**Task details:**
Go through the entries below and print each one exactly, leaving out pictures.

**Data for processing:**
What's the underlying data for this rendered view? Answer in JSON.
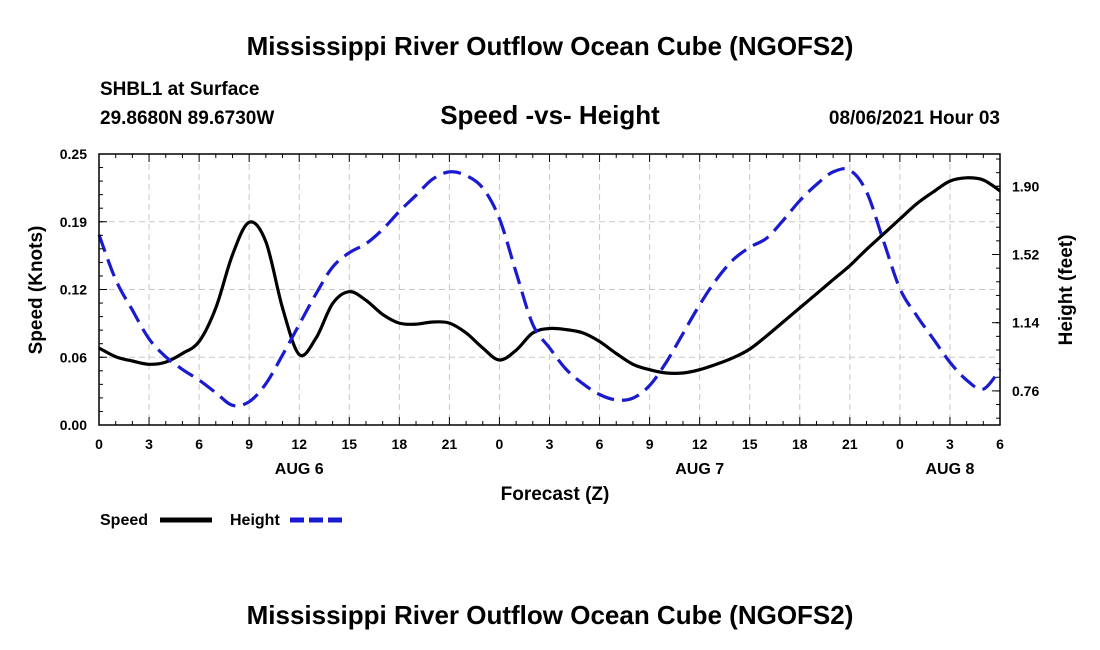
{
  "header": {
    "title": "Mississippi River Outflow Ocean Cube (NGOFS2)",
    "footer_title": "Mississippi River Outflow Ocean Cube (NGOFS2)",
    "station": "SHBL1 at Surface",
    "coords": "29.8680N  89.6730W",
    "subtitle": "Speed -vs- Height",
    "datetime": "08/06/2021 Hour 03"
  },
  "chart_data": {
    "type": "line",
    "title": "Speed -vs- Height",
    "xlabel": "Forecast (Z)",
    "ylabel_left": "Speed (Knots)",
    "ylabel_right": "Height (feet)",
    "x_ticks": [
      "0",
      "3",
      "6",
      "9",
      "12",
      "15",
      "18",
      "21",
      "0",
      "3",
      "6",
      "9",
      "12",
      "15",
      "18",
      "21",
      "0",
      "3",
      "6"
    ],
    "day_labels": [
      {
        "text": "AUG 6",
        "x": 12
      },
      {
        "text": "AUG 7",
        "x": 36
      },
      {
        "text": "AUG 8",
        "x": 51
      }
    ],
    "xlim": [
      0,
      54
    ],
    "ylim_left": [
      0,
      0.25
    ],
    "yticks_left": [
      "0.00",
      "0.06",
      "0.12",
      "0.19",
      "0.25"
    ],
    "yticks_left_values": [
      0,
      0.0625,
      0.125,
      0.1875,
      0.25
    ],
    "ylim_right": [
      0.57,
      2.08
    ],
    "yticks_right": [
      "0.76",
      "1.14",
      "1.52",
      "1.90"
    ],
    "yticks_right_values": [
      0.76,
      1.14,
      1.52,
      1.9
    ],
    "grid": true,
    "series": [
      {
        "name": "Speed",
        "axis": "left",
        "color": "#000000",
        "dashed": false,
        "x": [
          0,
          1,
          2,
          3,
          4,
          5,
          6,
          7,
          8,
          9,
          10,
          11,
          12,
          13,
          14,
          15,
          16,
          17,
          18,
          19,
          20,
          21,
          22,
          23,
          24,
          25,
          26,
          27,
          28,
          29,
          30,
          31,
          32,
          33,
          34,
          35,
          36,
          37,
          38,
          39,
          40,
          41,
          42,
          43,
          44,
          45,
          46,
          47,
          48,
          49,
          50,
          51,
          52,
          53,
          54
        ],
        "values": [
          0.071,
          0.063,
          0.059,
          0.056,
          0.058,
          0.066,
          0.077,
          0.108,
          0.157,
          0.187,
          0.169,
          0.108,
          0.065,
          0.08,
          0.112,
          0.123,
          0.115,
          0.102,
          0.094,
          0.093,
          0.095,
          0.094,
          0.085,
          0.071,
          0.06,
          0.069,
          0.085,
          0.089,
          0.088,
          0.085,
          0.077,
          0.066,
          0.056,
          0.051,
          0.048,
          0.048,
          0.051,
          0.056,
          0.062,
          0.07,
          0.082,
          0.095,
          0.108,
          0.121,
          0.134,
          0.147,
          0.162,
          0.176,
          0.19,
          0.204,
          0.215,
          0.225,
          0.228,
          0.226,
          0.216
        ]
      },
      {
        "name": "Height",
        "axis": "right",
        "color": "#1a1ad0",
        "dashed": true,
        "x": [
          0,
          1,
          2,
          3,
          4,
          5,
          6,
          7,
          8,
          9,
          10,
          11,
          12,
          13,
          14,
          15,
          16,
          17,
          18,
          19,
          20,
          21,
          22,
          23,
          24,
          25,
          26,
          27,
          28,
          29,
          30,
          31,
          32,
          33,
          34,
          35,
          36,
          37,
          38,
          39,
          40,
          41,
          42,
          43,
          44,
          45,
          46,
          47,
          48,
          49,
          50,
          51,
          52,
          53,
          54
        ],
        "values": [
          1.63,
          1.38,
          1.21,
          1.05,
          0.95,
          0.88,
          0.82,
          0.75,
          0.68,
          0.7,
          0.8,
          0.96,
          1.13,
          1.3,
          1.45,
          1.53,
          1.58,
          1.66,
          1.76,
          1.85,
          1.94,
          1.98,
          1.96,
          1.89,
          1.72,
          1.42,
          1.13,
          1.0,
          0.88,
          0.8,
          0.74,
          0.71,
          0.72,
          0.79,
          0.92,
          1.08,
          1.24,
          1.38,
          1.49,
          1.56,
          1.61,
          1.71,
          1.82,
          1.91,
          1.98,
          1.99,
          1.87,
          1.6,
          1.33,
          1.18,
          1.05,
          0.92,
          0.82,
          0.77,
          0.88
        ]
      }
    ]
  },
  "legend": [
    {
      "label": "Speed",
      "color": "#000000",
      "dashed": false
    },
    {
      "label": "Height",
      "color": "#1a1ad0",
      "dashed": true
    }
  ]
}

**Solution:**
What's the underlying data for this rendered view? Answer in JSON.
{
  "header": {
    "title": "Mississippi River Outflow Ocean Cube (NGOFS2)",
    "footer_title": "Mississippi River Outflow Ocean Cube (NGOFS2)",
    "station": "SHBL1 at Surface",
    "coords": "29.8680N  89.6730W",
    "subtitle": "Speed -vs- Height",
    "datetime": "08/06/2021 Hour 03"
  },
  "chart_data": {
    "type": "line",
    "title": "Speed -vs- Height",
    "xlabel": "Forecast (Z)",
    "ylabel_left": "Speed (Knots)",
    "ylabel_right": "Height (feet)",
    "x_ticks": [
      "0",
      "3",
      "6",
      "9",
      "12",
      "15",
      "18",
      "21",
      "0",
      "3",
      "6",
      "9",
      "12",
      "15",
      "18",
      "21",
      "0",
      "3",
      "6"
    ],
    "day_labels": [
      {
        "text": "AUG 6",
        "x": 12
      },
      {
        "text": "AUG 7",
        "x": 36
      },
      {
        "text": "AUG 8",
        "x": 51
      }
    ],
    "xlim": [
      0,
      54
    ],
    "ylim_left": [
      0,
      0.25
    ],
    "yticks_left": [
      "0.00",
      "0.06",
      "0.12",
      "0.19",
      "0.25"
    ],
    "yticks_left_values": [
      0,
      0.0625,
      0.125,
      0.1875,
      0.25
    ],
    "ylim_right": [
      0.57,
      2.08
    ],
    "yticks_right": [
      "0.76",
      "1.14",
      "1.52",
      "1.90"
    ],
    "yticks_right_values": [
      0.76,
      1.14,
      1.52,
      1.9
    ],
    "grid": true,
    "series": [
      {
        "name": "Speed",
        "axis": "left",
        "color": "#000000",
        "dashed": false,
        "x": [
          0,
          1,
          2,
          3,
          4,
          5,
          6,
          7,
          8,
          9,
          10,
          11,
          12,
          13,
          14,
          15,
          16,
          17,
          18,
          19,
          20,
          21,
          22,
          23,
          24,
          25,
          26,
          27,
          28,
          29,
          30,
          31,
          32,
          33,
          34,
          35,
          36,
          37,
          38,
          39,
          40,
          41,
          42,
          43,
          44,
          45,
          46,
          47,
          48,
          49,
          50,
          51,
          52,
          53,
          54
        ],
        "values": [
          0.071,
          0.063,
          0.059,
          0.056,
          0.058,
          0.066,
          0.077,
          0.108,
          0.157,
          0.187,
          0.169,
          0.108,
          0.065,
          0.08,
          0.112,
          0.123,
          0.115,
          0.102,
          0.094,
          0.093,
          0.095,
          0.094,
          0.085,
          0.071,
          0.06,
          0.069,
          0.085,
          0.089,
          0.088,
          0.085,
          0.077,
          0.066,
          0.056,
          0.051,
          0.048,
          0.048,
          0.051,
          0.056,
          0.062,
          0.07,
          0.082,
          0.095,
          0.108,
          0.121,
          0.134,
          0.147,
          0.162,
          0.176,
          0.19,
          0.204,
          0.215,
          0.225,
          0.228,
          0.226,
          0.216
        ]
      },
      {
        "name": "Height",
        "axis": "right",
        "color": "#1a1ad0",
        "dashed": true,
        "x": [
          0,
          1,
          2,
          3,
          4,
          5,
          6,
          7,
          8,
          9,
          10,
          11,
          12,
          13,
          14,
          15,
          16,
          17,
          18,
          19,
          20,
          21,
          22,
          23,
          24,
          25,
          26,
          27,
          28,
          29,
          30,
          31,
          32,
          33,
          34,
          35,
          36,
          37,
          38,
          39,
          40,
          41,
          42,
          43,
          44,
          45,
          46,
          47,
          48,
          49,
          50,
          51,
          52,
          53,
          54
        ],
        "values": [
          1.63,
          1.38,
          1.21,
          1.05,
          0.95,
          0.88,
          0.82,
          0.75,
          0.68,
          0.7,
          0.8,
          0.96,
          1.13,
          1.3,
          1.45,
          1.53,
          1.58,
          1.66,
          1.76,
          1.85,
          1.94,
          1.98,
          1.96,
          1.89,
          1.72,
          1.42,
          1.13,
          1.0,
          0.88,
          0.8,
          0.74,
          0.71,
          0.72,
          0.79,
          0.92,
          1.08,
          1.24,
          1.38,
          1.49,
          1.56,
          1.61,
          1.71,
          1.82,
          1.91,
          1.98,
          1.99,
          1.87,
          1.6,
          1.33,
          1.18,
          1.05,
          0.92,
          0.82,
          0.77,
          0.88
        ]
      }
    ]
  },
  "legend": [
    {
      "label": "Speed",
      "color": "#000000",
      "dashed": false
    },
    {
      "label": "Height",
      "color": "#1a1ad0",
      "dashed": true
    }
  ]
}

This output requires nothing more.